-- Work instructions --
Using the listing below, report all lines holding the word "type".

:::::

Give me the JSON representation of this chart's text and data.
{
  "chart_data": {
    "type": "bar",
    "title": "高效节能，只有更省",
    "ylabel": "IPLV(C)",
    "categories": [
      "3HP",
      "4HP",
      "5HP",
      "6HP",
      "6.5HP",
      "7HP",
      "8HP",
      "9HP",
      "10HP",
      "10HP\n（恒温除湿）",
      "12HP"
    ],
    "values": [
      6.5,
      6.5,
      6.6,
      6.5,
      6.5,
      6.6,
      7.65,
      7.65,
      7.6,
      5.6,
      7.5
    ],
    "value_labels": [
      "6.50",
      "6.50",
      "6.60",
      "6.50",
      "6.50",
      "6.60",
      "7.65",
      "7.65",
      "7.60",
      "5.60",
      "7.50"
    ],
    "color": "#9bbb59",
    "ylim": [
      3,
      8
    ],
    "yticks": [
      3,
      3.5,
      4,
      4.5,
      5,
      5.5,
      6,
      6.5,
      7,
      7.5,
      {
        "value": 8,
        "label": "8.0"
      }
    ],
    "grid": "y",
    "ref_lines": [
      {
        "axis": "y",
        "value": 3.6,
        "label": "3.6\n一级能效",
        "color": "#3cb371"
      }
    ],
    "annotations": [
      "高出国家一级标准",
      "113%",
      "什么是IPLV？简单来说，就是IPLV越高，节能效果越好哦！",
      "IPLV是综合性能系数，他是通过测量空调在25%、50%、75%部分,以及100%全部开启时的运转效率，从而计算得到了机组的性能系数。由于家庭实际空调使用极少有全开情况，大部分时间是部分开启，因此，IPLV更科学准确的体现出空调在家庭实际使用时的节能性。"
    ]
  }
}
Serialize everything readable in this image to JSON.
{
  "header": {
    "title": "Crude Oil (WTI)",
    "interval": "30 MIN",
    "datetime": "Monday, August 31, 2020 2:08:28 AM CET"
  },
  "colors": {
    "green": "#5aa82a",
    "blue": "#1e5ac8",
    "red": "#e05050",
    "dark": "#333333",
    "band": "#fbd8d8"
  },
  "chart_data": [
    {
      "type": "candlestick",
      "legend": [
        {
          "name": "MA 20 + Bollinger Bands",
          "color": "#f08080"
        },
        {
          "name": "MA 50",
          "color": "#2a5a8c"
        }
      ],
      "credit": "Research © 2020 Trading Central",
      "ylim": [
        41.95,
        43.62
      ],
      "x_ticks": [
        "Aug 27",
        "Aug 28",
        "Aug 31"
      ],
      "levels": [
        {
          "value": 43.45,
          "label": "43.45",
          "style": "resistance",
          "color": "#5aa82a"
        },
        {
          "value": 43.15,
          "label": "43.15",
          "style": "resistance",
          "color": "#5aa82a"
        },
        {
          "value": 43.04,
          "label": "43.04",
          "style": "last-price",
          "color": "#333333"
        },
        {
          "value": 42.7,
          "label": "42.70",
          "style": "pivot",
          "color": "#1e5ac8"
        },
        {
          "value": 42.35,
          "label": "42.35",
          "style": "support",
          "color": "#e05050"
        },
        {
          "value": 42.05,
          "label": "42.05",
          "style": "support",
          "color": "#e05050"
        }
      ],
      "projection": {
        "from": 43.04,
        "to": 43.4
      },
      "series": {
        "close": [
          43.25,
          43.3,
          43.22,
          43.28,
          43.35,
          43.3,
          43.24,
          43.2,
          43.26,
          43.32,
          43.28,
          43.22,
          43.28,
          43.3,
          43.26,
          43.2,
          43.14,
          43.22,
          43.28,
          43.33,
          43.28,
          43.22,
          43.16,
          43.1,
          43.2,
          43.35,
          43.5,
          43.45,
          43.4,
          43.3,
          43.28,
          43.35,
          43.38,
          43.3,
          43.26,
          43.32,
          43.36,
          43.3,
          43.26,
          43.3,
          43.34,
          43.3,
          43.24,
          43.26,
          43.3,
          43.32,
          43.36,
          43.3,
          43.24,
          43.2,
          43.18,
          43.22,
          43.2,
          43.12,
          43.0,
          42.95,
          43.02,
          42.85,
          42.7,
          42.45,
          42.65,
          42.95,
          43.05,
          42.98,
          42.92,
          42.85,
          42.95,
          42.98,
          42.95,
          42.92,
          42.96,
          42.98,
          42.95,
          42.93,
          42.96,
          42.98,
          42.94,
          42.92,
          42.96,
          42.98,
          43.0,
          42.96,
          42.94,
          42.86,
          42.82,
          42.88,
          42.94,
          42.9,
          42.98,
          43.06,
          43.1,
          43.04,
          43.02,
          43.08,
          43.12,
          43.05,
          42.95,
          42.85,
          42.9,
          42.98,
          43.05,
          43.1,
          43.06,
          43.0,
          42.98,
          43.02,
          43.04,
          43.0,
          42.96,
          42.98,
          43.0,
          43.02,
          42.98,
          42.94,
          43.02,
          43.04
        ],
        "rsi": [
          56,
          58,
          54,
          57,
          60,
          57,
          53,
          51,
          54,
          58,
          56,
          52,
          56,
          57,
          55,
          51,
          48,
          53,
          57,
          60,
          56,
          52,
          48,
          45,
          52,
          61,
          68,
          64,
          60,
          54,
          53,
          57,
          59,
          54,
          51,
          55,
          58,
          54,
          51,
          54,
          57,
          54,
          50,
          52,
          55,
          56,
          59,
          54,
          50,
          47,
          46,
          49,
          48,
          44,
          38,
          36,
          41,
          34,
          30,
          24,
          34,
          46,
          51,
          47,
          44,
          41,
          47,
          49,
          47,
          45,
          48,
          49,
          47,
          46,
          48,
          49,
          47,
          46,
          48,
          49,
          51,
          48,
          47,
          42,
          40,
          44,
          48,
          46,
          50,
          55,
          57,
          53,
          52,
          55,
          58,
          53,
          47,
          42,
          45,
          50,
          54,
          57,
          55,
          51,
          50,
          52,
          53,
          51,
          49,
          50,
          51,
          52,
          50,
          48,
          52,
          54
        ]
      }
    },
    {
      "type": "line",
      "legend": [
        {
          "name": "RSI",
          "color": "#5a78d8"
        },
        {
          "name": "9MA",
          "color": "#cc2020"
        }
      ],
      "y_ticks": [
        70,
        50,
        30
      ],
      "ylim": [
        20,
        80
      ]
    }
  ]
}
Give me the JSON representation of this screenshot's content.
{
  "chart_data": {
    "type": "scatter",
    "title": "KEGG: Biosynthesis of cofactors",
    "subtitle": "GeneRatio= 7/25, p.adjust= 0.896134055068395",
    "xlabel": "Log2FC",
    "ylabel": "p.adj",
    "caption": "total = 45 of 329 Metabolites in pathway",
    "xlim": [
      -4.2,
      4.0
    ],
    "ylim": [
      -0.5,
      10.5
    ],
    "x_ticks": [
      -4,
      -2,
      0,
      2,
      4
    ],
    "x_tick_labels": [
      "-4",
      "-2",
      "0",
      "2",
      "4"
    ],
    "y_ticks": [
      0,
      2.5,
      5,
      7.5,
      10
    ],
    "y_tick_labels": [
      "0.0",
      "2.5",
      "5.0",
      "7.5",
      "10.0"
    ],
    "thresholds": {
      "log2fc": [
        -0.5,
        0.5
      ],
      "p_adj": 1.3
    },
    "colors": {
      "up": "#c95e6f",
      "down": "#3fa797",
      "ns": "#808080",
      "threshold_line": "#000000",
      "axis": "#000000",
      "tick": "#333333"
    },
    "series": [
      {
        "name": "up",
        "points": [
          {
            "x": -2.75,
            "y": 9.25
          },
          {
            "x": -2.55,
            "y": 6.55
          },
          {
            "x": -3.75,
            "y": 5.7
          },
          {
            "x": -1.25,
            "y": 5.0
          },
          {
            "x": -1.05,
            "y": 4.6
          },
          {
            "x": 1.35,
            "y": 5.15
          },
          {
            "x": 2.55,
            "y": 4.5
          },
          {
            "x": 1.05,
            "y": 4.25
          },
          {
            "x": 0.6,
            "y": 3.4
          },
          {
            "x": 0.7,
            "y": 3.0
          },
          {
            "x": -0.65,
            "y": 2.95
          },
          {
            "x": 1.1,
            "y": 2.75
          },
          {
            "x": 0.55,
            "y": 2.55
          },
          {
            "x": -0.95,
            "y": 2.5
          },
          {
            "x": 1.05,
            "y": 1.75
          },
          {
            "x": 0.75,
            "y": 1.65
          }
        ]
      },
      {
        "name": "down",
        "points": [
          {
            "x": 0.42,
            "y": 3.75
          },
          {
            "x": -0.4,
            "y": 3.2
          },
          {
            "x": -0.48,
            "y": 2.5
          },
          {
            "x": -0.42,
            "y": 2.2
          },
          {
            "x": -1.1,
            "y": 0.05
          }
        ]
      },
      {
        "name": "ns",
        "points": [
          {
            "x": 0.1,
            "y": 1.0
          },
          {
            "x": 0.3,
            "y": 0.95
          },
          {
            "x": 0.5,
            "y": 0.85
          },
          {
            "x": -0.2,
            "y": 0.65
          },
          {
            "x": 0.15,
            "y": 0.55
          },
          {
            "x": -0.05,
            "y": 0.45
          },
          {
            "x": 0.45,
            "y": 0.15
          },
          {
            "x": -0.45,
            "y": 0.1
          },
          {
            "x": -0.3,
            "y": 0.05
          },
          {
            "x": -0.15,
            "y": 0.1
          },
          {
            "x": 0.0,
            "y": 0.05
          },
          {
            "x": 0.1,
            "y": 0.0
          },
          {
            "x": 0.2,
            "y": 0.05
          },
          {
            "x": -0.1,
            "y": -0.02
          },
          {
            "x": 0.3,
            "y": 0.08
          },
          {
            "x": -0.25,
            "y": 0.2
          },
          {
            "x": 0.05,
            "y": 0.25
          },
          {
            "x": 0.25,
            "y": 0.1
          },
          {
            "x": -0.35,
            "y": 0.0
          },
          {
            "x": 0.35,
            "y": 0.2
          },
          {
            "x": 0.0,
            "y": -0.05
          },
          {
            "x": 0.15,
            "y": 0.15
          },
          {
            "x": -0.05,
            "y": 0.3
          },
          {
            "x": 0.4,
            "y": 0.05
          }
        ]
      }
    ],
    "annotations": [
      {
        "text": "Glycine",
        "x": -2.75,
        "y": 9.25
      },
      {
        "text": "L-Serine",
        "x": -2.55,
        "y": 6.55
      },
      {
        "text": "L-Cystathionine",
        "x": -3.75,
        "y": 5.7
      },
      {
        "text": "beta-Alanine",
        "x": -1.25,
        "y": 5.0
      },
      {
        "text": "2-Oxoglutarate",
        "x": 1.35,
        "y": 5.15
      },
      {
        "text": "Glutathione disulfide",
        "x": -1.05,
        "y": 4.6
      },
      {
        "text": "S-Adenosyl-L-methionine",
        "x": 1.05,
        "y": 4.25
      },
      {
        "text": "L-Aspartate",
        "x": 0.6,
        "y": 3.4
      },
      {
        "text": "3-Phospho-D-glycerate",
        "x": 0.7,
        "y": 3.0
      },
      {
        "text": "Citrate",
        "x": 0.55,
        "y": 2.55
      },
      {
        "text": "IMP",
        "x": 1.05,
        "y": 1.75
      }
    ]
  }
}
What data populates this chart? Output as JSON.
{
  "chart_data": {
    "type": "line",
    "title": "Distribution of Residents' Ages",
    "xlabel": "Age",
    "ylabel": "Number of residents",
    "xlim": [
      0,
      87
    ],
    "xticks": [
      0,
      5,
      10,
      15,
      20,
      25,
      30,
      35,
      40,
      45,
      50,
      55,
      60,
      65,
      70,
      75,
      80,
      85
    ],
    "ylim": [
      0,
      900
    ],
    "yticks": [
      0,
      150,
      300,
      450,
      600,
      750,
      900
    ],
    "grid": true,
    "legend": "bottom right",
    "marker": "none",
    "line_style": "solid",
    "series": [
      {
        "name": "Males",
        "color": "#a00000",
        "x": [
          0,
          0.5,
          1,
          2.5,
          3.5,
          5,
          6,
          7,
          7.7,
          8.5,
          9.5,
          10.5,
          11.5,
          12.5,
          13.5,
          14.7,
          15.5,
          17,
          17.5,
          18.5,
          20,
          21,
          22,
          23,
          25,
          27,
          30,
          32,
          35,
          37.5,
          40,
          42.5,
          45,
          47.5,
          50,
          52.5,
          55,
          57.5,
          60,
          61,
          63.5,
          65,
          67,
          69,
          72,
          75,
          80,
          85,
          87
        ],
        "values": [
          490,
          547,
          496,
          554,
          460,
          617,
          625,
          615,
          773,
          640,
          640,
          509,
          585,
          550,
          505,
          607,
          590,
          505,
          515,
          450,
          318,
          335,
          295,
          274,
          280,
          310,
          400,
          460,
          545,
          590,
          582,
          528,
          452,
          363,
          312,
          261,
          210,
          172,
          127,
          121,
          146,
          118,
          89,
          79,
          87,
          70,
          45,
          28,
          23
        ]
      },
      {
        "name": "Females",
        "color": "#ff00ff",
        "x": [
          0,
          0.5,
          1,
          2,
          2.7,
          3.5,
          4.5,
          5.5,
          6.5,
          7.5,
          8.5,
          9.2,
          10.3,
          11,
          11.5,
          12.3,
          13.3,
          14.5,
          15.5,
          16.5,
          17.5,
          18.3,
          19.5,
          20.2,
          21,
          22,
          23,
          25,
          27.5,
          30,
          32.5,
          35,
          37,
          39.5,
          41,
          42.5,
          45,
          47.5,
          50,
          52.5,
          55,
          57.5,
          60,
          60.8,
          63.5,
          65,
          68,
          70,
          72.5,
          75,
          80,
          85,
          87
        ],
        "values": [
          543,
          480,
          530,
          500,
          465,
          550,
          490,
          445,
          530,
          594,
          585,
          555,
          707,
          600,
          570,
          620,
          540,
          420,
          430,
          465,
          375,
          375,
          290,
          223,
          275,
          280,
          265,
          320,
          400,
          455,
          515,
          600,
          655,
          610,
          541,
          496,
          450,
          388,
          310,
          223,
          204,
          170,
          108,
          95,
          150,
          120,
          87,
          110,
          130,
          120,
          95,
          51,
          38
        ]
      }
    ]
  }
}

:::::

-- Written answer --
    "type": "bar",
      "type": "candlestick",
      "type": "line",
    "type": "scatter",
    "type": "line",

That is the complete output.